— Begin Record set —

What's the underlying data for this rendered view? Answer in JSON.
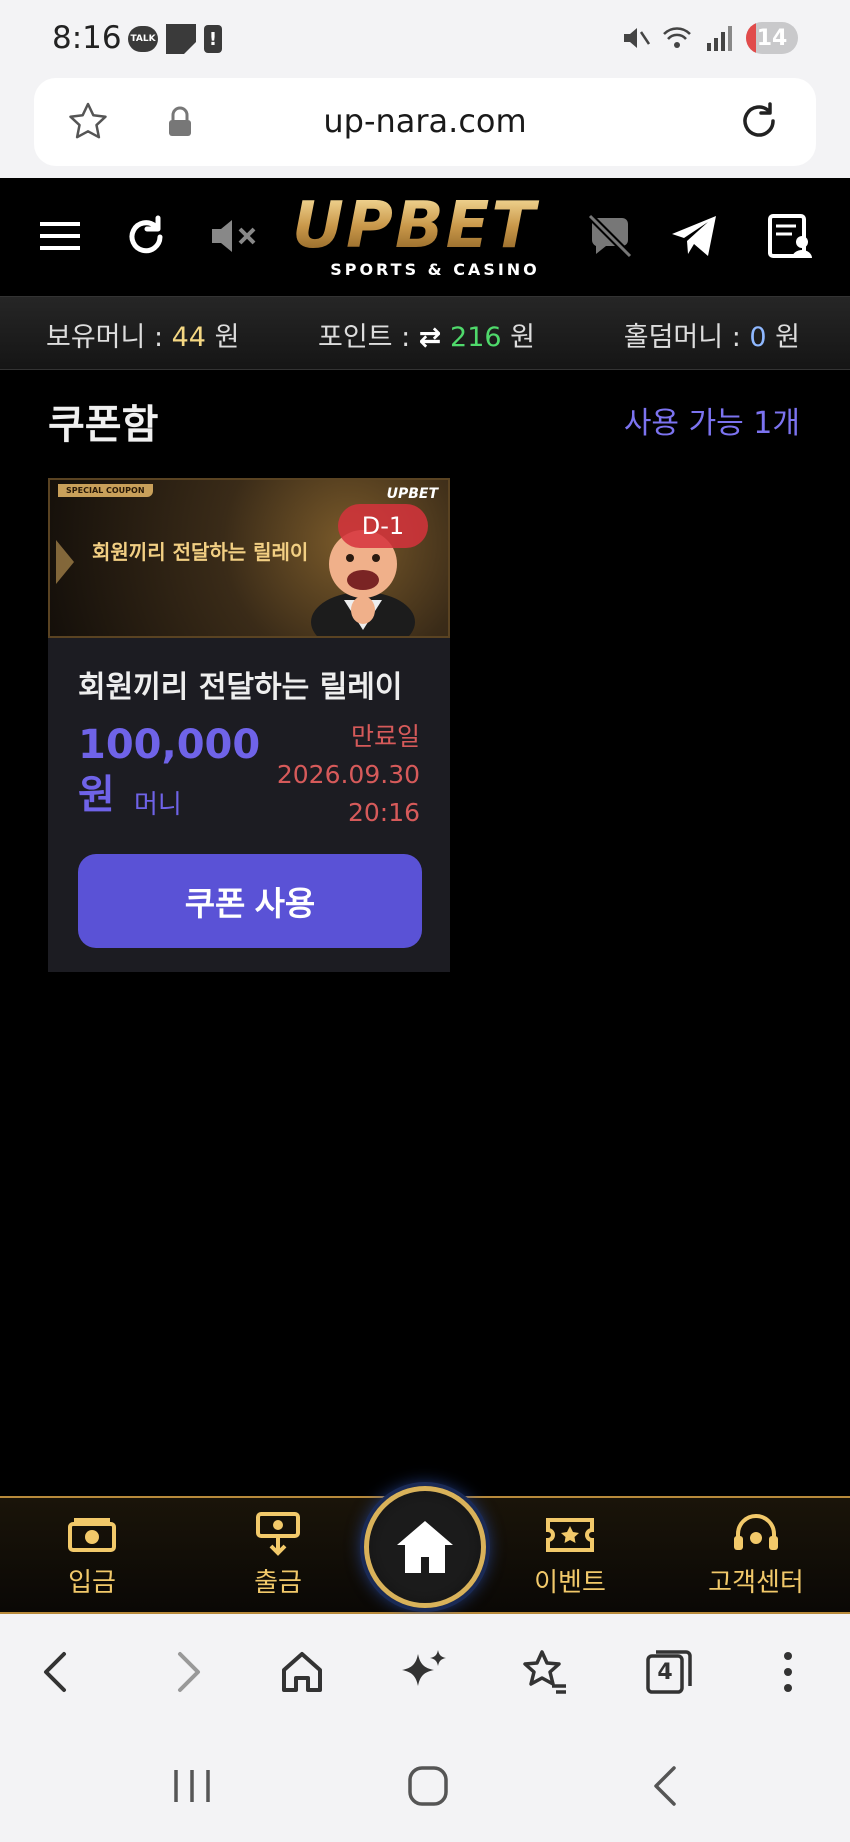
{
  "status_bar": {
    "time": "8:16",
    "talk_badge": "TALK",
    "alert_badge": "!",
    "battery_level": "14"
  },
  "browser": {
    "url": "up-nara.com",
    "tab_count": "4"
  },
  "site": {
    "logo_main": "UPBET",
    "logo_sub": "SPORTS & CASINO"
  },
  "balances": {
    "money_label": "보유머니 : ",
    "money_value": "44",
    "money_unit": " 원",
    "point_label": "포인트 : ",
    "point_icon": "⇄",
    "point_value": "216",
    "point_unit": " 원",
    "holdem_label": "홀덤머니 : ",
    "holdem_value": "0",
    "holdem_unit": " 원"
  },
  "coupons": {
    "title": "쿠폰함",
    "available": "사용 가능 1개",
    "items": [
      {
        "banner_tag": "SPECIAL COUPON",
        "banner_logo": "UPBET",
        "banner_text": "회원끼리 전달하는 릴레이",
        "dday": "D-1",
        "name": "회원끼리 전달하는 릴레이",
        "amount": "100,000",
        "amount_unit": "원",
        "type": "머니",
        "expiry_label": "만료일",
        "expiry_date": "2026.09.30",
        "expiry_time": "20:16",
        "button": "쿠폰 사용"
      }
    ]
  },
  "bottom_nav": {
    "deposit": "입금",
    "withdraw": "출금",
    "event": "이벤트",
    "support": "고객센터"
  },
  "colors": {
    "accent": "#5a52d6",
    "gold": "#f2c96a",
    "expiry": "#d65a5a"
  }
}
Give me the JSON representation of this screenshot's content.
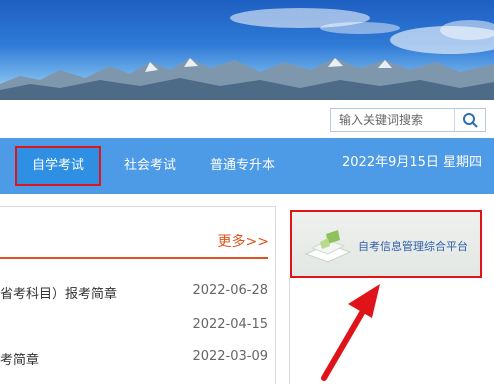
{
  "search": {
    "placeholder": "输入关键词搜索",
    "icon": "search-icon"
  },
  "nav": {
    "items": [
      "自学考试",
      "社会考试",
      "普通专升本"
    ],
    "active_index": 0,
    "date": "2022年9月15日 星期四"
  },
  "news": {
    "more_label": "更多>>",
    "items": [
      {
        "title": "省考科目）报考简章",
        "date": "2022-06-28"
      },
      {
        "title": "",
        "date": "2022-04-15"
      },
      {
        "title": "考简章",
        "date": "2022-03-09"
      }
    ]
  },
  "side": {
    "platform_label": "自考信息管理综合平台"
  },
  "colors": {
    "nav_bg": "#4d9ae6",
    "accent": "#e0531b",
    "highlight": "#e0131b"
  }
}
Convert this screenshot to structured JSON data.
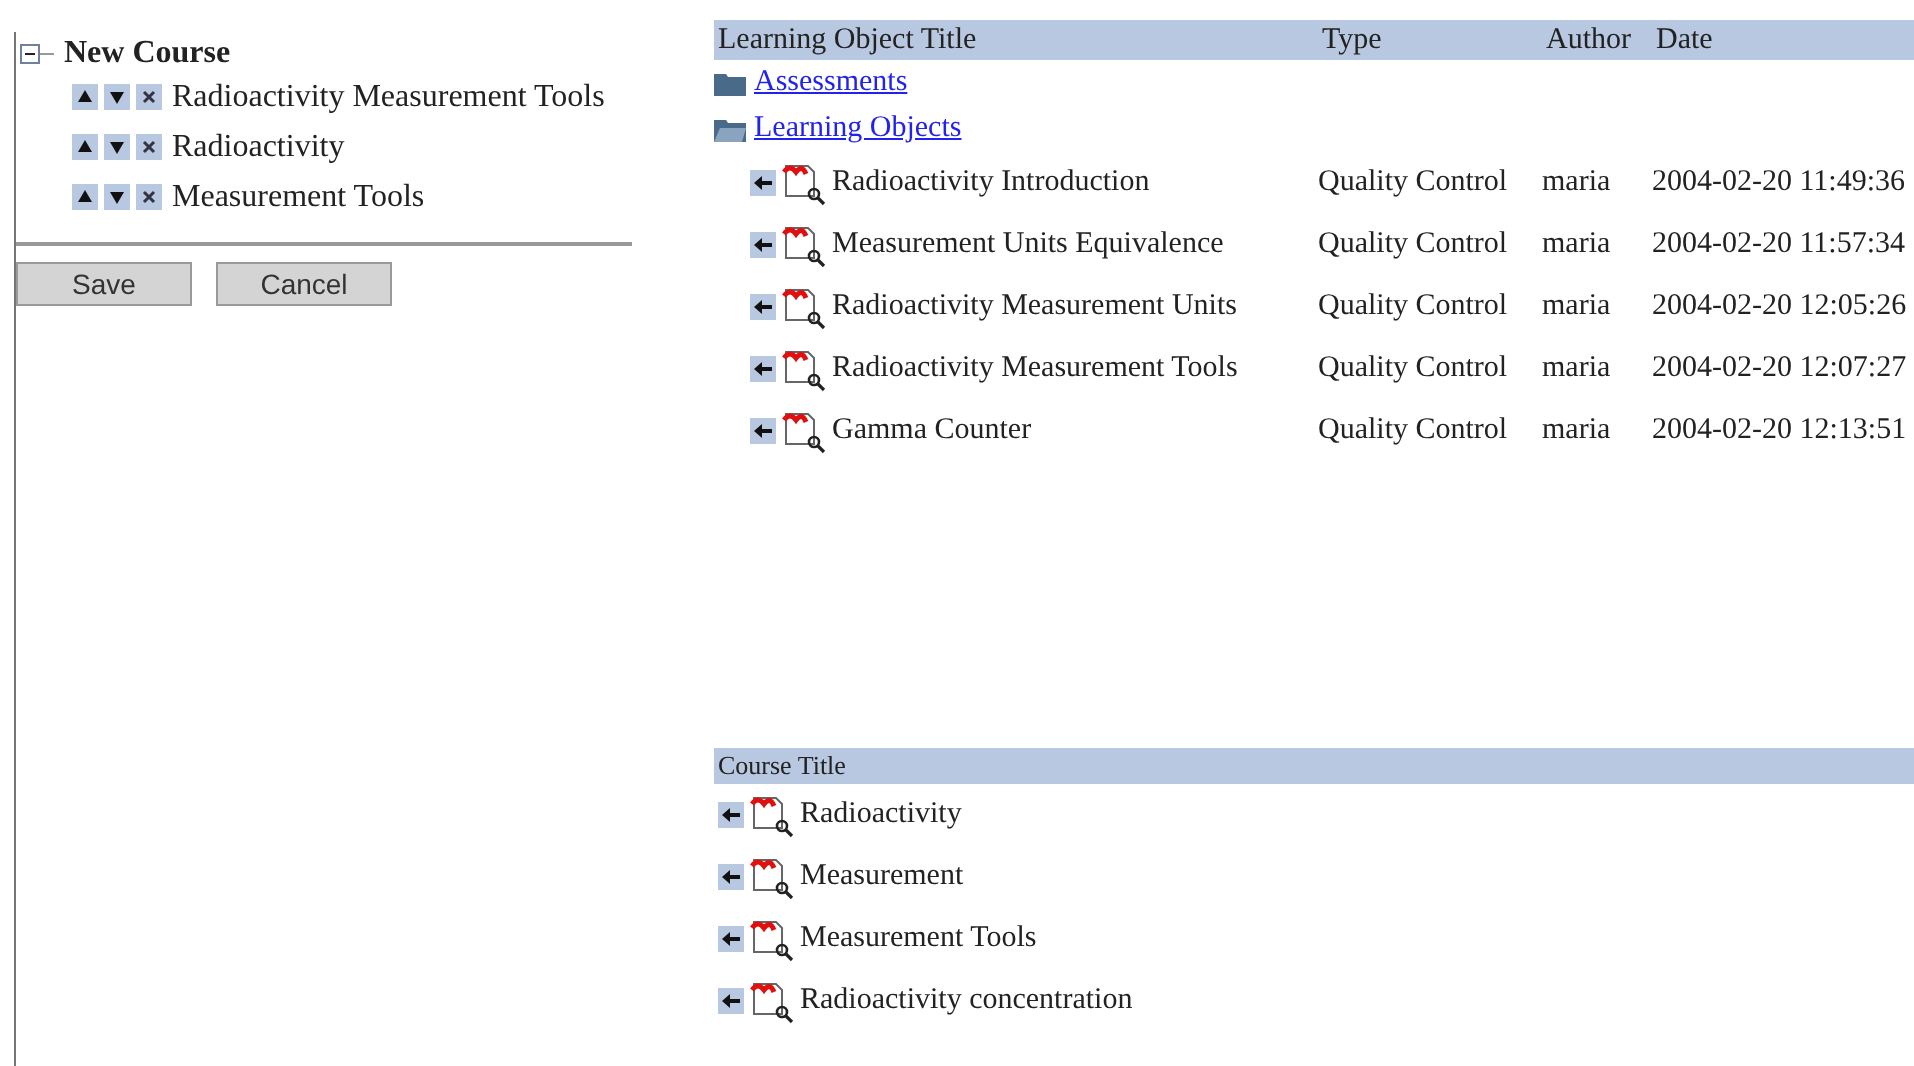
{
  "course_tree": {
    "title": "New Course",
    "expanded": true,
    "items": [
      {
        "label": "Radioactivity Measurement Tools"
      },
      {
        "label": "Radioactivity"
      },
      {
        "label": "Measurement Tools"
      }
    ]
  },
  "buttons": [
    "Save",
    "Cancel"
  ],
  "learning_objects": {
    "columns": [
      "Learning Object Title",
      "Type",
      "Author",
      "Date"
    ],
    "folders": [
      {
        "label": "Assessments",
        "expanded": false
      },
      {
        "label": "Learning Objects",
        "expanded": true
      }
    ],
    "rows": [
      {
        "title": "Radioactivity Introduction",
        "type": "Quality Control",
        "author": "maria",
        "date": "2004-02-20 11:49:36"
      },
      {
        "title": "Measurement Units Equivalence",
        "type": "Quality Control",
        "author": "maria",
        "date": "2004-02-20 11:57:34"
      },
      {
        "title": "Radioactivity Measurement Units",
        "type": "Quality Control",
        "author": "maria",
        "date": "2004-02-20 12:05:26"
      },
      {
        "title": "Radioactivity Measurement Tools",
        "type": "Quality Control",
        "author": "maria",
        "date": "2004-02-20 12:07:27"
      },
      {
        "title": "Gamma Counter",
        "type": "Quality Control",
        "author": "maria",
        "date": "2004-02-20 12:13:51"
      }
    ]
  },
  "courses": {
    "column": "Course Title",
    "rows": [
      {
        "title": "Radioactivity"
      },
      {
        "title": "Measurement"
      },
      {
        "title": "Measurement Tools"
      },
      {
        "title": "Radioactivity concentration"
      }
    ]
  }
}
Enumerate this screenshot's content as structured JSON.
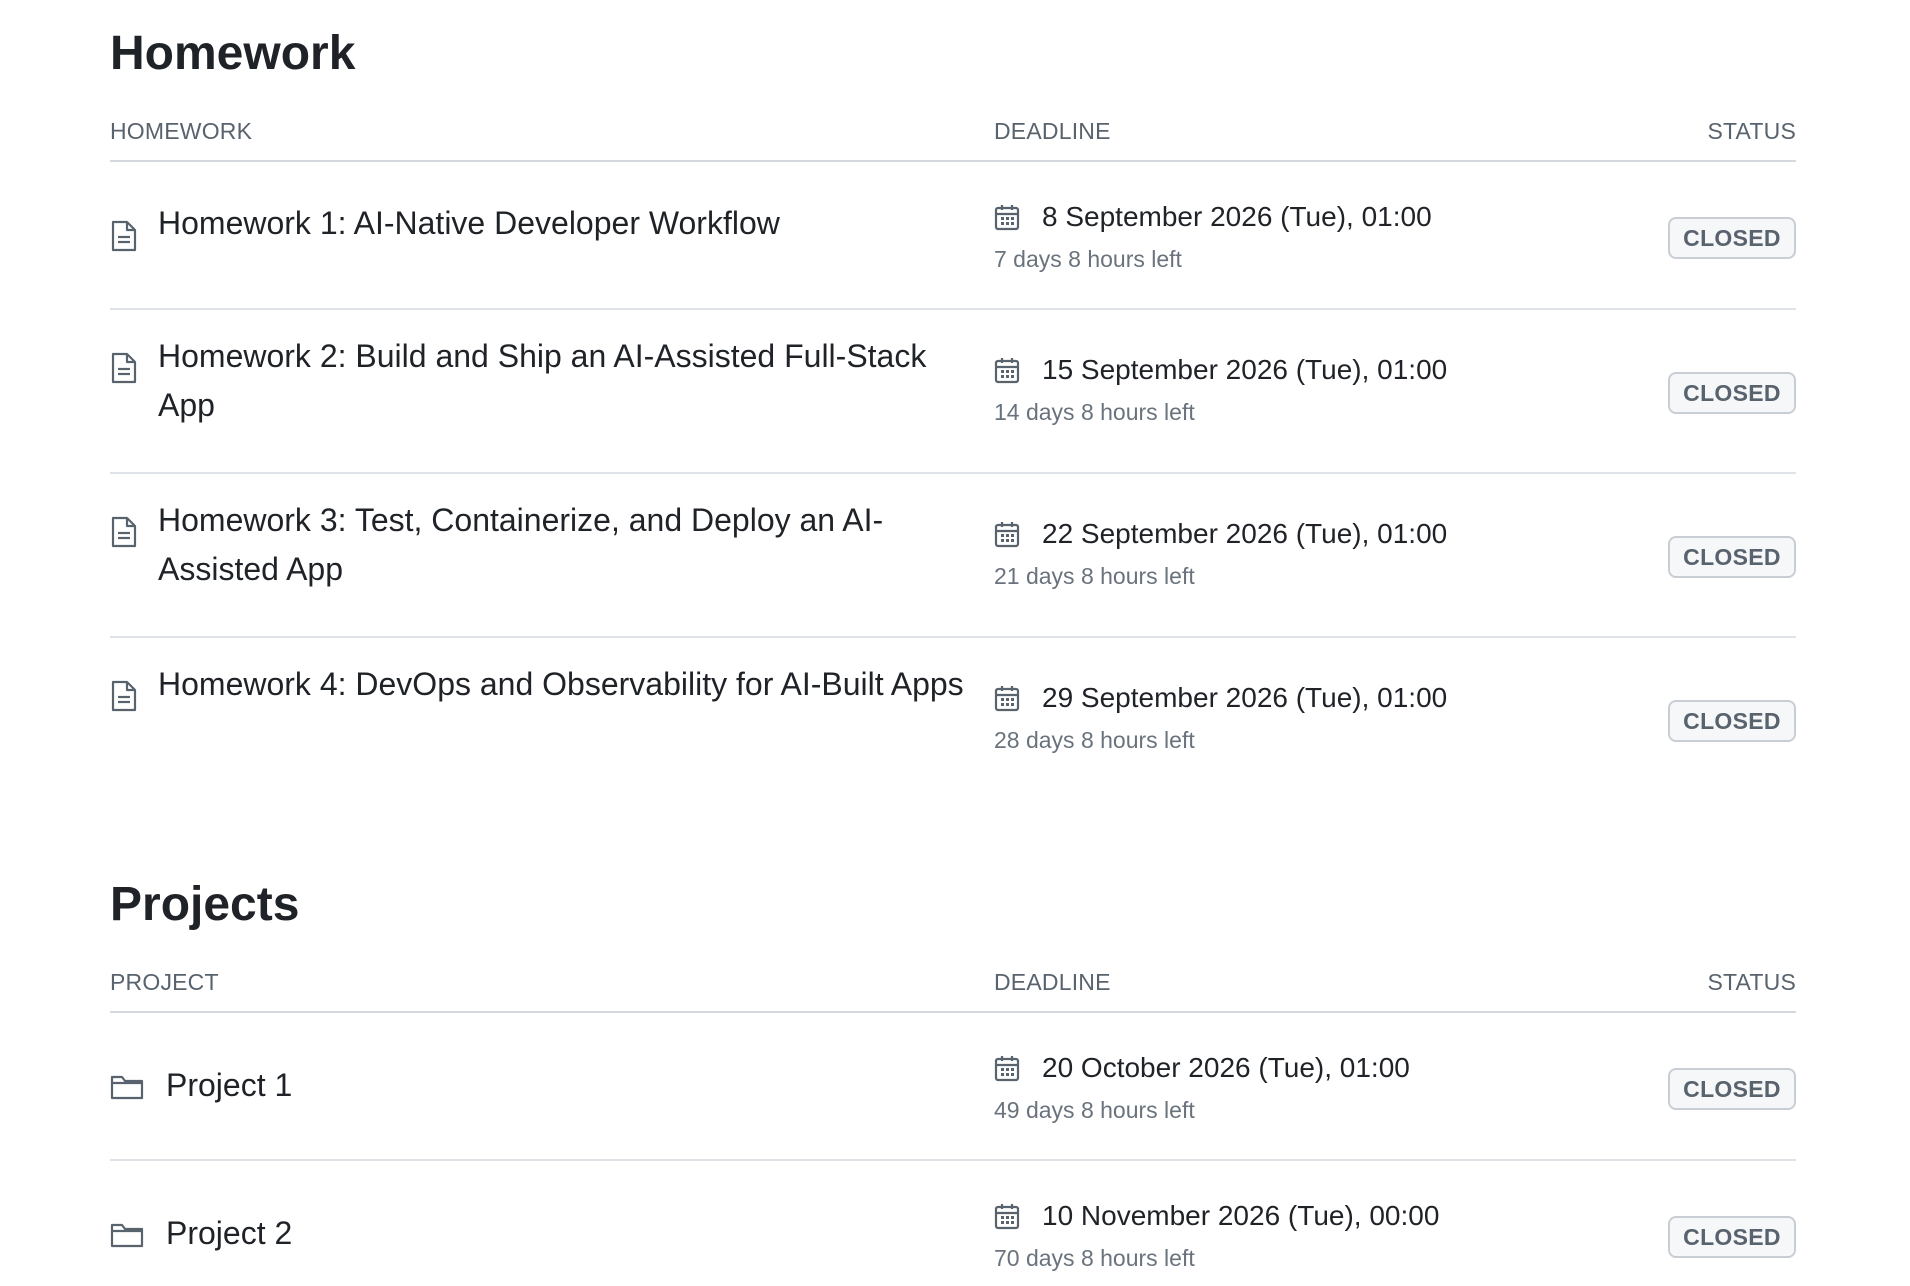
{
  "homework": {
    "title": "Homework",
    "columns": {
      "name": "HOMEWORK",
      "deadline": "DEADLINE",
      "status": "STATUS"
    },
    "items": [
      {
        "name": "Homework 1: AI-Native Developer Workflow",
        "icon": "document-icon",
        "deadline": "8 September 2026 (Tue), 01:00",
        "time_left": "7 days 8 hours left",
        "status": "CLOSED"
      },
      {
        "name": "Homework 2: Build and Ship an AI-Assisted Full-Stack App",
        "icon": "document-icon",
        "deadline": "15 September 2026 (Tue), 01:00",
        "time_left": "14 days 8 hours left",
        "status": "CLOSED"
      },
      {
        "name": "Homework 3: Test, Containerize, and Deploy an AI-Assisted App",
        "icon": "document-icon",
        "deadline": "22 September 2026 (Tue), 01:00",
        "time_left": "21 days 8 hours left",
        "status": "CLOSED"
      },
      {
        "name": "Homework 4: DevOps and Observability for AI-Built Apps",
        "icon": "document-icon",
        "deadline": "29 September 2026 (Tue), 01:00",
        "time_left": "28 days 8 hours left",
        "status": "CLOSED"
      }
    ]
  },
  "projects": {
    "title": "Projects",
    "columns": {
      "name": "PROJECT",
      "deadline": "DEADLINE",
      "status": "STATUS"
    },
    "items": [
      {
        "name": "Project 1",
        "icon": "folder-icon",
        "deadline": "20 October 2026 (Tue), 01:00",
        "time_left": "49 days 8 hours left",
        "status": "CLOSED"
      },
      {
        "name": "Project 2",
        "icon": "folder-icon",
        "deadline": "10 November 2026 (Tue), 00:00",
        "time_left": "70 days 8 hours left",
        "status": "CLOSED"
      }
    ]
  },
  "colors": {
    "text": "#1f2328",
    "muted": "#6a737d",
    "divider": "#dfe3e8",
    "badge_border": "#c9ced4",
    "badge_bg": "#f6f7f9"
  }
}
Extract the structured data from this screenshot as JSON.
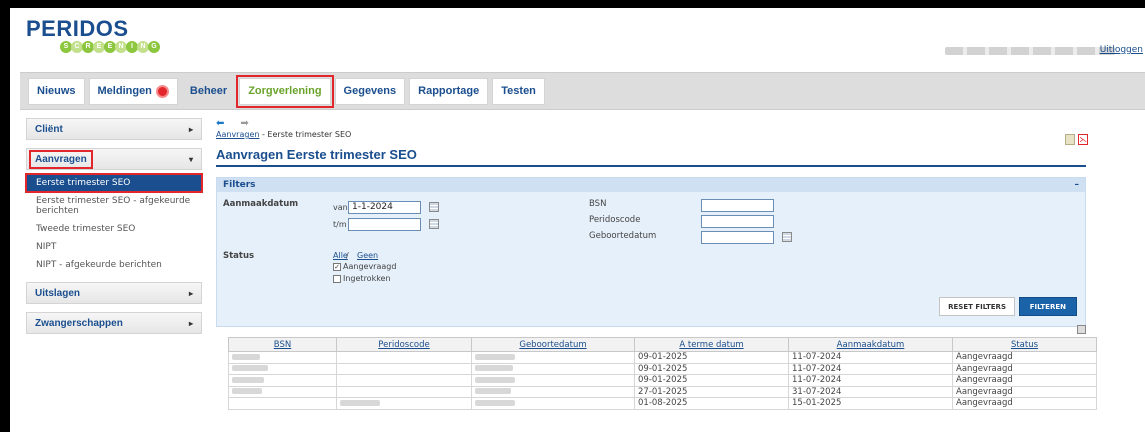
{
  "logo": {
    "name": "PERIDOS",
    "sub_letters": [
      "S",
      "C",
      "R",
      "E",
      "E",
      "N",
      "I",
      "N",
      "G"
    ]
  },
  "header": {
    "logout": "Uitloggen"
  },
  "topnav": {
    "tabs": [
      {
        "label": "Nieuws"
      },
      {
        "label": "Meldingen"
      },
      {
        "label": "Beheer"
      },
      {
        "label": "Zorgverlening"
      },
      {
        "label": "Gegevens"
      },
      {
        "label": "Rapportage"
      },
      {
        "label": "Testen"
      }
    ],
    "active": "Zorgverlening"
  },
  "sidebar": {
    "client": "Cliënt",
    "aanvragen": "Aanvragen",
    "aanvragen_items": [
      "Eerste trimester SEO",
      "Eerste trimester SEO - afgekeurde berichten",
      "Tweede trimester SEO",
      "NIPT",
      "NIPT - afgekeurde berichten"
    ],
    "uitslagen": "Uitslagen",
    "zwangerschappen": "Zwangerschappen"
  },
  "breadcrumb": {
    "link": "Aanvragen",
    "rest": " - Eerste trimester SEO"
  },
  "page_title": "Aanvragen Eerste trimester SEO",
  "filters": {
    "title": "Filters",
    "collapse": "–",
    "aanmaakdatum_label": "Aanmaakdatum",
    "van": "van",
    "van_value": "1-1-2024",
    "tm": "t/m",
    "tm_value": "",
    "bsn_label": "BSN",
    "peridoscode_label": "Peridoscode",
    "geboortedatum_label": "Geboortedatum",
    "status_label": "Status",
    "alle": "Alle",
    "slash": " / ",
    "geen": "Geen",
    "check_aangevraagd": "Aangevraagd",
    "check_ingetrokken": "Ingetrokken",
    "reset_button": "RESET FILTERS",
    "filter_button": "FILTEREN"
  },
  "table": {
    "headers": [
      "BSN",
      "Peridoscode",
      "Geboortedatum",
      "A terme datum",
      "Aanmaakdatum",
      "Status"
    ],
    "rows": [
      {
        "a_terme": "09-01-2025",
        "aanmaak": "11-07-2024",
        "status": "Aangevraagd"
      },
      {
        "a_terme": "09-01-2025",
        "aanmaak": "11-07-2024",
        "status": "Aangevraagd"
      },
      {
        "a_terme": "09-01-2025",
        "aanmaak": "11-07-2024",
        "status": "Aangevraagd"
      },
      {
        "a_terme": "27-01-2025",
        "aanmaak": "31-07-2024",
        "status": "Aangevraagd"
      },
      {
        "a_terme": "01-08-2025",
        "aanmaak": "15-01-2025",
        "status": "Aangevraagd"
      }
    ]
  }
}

— End Record set —

● Task brief:
Which lines contain "September"? Copy each of them out.

● Full solution:
        "deadline": "8 September 2026 (Tue), 01:00",
        "deadline": "15 September 2026 (Tue), 01:00",
        "deadline": "22 September 2026 (Tue), 01:00",
        "deadline": "29 September 2026 (Tue), 01:00",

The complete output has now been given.